— Begin —

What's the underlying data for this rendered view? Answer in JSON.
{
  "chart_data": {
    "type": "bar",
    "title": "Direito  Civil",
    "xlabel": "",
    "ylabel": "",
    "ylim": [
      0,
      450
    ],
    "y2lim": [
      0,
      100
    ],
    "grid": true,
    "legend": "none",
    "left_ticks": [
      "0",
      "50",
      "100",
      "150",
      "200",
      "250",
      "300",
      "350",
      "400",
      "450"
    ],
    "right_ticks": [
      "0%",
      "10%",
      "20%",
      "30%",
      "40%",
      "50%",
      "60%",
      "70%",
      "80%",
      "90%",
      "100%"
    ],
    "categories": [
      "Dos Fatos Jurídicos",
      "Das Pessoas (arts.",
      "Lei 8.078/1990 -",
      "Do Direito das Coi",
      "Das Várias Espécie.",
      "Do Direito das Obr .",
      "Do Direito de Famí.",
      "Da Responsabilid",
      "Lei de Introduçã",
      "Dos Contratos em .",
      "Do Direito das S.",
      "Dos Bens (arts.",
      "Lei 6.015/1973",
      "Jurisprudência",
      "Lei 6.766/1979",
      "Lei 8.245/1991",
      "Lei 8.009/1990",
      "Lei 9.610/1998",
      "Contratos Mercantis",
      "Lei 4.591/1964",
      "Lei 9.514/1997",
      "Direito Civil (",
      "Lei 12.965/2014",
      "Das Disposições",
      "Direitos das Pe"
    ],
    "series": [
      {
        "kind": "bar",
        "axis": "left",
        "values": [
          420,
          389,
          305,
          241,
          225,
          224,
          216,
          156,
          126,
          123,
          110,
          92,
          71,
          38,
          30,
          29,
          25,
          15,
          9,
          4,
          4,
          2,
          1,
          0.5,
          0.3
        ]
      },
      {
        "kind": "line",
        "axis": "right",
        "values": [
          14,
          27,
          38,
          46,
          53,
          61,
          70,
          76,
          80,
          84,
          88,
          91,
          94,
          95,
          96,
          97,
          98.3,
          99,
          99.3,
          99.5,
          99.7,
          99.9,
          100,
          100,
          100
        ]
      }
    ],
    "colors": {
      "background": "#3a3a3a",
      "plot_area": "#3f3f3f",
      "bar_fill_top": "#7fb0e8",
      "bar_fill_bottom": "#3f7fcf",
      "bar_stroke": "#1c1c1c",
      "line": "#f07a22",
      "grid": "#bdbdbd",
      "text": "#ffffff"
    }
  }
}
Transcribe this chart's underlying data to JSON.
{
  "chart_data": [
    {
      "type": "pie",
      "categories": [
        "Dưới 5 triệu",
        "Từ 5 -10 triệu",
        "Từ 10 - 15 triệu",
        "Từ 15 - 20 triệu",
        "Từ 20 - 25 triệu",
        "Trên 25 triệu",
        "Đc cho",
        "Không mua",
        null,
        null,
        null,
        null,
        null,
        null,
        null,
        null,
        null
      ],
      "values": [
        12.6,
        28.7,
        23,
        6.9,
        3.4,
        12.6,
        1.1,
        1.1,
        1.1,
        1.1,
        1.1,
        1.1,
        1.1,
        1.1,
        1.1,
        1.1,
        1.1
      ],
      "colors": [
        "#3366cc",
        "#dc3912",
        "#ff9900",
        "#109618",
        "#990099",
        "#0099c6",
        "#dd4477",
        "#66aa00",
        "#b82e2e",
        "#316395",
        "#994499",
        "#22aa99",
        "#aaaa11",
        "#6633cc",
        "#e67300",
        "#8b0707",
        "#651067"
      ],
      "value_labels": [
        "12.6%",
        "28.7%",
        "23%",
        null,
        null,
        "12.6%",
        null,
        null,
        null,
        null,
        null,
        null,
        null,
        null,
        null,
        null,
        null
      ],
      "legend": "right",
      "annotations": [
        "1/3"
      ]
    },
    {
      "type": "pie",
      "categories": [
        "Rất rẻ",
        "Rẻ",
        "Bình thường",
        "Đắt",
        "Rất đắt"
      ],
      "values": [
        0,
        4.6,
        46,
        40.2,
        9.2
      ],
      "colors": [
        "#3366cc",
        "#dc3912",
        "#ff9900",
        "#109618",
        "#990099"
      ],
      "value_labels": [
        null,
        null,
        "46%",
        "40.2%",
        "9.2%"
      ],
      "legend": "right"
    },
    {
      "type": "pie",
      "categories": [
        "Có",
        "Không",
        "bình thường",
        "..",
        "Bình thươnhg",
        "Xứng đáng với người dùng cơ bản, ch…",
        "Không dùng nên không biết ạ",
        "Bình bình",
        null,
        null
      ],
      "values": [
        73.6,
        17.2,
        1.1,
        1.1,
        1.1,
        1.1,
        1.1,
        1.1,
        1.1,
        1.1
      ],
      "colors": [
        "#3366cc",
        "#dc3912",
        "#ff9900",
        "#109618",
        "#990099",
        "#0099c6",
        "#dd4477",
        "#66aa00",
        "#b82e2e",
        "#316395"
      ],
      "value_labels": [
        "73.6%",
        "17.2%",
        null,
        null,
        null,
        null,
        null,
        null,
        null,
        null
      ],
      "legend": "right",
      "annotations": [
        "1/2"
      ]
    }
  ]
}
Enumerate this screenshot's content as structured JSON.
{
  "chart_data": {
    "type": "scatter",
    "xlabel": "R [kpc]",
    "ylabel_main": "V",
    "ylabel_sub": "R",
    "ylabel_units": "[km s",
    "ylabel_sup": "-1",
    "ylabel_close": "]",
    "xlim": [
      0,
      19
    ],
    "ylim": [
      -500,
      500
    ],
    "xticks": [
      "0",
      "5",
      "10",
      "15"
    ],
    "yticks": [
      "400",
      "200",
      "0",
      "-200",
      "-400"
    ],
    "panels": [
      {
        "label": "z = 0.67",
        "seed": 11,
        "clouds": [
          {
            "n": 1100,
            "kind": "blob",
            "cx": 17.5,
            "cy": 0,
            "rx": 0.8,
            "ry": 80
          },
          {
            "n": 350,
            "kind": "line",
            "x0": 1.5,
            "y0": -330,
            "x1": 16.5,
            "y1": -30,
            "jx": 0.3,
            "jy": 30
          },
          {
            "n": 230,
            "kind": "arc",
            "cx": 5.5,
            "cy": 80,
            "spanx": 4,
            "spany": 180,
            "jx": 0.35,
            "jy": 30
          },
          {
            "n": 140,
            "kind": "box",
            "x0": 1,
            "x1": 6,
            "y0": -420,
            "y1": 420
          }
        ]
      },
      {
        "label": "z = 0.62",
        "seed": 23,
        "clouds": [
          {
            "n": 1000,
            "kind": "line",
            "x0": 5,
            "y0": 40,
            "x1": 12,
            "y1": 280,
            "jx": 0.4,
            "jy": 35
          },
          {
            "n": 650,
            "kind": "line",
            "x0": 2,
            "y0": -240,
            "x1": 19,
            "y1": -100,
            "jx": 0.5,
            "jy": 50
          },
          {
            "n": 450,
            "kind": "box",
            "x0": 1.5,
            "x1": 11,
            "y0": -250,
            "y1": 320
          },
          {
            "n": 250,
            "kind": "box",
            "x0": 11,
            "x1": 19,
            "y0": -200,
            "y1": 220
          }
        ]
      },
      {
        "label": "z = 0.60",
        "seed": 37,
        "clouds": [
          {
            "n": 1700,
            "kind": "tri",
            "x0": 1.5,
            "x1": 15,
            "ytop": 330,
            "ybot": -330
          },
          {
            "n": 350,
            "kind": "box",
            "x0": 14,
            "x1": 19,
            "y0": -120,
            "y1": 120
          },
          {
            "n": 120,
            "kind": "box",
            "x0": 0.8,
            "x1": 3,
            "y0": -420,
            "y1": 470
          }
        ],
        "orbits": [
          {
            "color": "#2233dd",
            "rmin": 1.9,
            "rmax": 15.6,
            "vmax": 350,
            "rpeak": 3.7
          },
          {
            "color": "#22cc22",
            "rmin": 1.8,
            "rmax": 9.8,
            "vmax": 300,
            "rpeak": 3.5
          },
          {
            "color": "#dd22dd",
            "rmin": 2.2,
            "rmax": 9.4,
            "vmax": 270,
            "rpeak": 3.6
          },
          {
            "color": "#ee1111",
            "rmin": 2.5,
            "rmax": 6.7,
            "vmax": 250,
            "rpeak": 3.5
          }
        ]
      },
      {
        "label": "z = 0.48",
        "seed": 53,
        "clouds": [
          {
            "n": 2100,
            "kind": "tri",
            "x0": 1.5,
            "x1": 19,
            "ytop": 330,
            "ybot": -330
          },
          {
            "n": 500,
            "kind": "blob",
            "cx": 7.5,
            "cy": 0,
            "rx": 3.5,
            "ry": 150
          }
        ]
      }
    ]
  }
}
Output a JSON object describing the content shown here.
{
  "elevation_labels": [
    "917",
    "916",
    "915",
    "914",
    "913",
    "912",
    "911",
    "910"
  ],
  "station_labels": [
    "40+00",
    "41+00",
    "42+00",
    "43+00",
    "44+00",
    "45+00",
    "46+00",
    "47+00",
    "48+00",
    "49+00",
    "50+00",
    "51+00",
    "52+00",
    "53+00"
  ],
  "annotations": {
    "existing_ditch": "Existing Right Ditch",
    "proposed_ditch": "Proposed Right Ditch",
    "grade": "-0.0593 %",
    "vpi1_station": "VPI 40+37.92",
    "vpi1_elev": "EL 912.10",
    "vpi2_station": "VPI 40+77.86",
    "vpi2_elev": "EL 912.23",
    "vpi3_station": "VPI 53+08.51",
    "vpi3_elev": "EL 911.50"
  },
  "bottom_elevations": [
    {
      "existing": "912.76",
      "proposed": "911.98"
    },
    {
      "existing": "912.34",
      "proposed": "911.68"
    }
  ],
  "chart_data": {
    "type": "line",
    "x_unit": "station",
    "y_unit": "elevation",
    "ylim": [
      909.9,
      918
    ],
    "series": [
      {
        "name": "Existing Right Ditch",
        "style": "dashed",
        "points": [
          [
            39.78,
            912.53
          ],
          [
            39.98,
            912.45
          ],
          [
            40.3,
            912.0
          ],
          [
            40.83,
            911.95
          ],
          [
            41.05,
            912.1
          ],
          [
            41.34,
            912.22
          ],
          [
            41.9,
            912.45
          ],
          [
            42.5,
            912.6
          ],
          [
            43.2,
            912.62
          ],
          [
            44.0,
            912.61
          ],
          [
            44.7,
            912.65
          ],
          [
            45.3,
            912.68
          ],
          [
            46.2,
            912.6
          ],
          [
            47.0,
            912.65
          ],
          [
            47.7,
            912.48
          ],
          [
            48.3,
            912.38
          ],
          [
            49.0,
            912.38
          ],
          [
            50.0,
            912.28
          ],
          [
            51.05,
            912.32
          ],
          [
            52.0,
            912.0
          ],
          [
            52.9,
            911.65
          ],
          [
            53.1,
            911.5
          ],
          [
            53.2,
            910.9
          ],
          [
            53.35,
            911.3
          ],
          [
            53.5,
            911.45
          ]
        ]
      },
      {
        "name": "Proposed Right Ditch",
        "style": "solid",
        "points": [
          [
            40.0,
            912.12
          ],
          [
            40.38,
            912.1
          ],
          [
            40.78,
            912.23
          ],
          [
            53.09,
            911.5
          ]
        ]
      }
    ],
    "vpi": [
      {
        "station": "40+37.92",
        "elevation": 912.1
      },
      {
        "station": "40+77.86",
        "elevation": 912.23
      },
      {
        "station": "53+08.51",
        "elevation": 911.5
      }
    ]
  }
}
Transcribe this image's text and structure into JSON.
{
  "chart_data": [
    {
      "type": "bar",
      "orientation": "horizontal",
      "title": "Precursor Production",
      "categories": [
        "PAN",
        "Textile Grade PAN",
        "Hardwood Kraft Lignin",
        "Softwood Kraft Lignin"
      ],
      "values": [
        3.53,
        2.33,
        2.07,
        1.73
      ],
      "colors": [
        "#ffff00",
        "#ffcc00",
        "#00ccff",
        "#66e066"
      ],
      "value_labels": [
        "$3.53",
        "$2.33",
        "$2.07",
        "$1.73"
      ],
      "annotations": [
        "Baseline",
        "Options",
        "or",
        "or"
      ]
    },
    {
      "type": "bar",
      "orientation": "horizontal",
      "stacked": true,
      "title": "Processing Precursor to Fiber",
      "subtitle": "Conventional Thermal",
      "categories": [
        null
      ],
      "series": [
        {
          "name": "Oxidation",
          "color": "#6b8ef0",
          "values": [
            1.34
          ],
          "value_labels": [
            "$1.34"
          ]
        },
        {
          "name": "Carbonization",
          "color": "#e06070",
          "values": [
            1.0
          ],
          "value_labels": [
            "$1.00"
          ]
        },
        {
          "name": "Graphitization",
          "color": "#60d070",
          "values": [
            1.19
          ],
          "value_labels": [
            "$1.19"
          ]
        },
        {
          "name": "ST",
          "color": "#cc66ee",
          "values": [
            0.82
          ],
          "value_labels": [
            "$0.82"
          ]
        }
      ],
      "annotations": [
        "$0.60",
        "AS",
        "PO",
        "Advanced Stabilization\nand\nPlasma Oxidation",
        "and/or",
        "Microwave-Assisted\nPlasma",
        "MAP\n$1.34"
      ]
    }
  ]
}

— End —

▸ **Work required**: Find all lines with "Oxidation" in them and copy each one.

▸ **Exercise solution**:
          "name": "Oxidation",
        "Advanced Stabilization\nand\nPlasma Oxidation",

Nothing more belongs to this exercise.